RECORDS SHOWN →

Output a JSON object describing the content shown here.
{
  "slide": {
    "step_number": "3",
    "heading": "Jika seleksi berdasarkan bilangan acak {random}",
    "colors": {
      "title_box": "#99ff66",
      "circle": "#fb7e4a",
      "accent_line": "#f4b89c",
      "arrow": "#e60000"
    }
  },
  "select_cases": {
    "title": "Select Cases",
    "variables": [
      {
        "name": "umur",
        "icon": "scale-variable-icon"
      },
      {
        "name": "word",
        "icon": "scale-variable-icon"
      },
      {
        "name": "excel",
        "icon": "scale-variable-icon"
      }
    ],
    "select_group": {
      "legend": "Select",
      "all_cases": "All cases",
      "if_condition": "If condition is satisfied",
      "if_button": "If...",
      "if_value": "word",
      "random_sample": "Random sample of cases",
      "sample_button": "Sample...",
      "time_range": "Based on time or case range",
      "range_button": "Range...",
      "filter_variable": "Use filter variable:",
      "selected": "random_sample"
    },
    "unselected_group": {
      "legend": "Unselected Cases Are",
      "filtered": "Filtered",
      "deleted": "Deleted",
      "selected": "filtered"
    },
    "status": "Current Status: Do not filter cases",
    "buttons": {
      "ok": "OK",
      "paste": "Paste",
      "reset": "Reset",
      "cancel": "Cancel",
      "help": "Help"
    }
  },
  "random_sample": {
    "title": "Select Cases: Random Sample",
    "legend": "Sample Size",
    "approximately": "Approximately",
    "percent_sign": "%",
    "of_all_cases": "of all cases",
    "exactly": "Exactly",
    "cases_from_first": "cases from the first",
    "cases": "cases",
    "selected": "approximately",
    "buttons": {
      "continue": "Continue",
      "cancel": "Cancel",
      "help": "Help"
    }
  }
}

TASK PROMPT →
The answer is one number: how many lines of the material above contain "filtered".

EXERCISE OUTPUT →
2